■ Given request ■
Collect every line that includes the string "ſubiectum".

■ Data rows ■

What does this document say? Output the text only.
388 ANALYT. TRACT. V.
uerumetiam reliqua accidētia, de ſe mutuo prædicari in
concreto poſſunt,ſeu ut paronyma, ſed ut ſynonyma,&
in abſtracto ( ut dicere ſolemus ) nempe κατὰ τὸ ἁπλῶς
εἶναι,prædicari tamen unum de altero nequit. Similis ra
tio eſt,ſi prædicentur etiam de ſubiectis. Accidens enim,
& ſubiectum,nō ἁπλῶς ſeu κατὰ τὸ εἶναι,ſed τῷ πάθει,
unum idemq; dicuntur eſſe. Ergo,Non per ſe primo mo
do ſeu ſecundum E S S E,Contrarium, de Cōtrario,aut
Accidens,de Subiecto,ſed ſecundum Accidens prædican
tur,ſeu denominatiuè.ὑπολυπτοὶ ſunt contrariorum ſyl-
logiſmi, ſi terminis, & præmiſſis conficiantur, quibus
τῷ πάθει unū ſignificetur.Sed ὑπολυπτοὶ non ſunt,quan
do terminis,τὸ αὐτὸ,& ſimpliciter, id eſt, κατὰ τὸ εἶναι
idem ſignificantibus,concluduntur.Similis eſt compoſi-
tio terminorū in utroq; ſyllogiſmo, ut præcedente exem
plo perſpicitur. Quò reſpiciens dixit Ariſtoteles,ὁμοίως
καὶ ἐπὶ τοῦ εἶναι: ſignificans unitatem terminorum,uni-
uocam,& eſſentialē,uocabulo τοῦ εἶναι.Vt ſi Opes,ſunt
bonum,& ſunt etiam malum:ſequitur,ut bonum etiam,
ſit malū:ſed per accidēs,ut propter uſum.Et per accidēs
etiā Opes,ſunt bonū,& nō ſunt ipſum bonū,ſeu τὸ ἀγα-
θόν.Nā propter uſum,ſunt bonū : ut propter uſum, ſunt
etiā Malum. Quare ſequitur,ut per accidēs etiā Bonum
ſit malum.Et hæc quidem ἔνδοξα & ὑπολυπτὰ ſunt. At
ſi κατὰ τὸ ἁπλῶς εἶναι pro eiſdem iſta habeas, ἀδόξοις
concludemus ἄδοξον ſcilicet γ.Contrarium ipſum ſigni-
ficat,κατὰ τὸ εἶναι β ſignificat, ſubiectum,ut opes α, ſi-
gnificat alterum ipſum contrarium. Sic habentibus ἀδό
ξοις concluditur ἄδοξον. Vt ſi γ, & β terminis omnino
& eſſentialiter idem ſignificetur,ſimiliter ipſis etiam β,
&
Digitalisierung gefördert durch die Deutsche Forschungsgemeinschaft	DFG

■ Exercise answer ■
& ſubiectum,nō ἁπλῶς ſeu κατὰ τὸ εἶναι,ſed τῷ πάθει,
ficat,κατὰ τὸ εἶναι β ſignificat, ſubiectum,ut opes α, ſi-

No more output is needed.